### REQUIRED TASK
Give the number of lines that include the word "symptoms", nothing more.

Recorded data
● ● ● ● ● ● ●
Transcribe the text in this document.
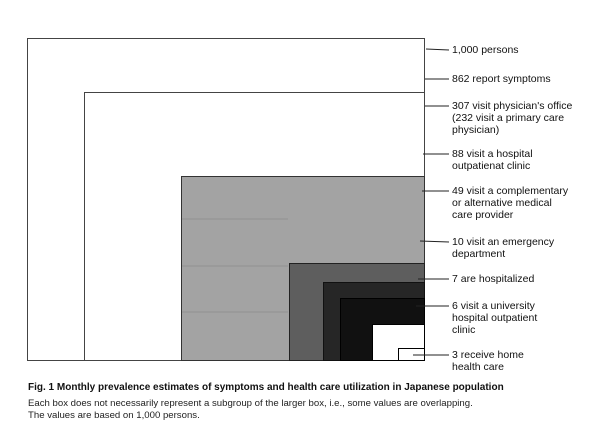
1,000 persons
862 report symptoms
307 visit physician's office
(232 visit a primary care
physician)
88 visit a hospital
outpatienat clinic
49 visit a complementary
or alternative medical
care provider
10 visit an emergency
department
7 are hospitalized
6 visit a university
hospital outpatient
clinic
3 receive home
health care
Fig. 1 Monthly prevalence estimates of symptoms and health care utilization in Japanese population
Each box does not necessarily represent a subgroup of the larger box, i.e., some values are overlapping.
The values are based on 1,000 persons.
● ● ● ● ● ● ●
### EXERCISE OUTPUT
2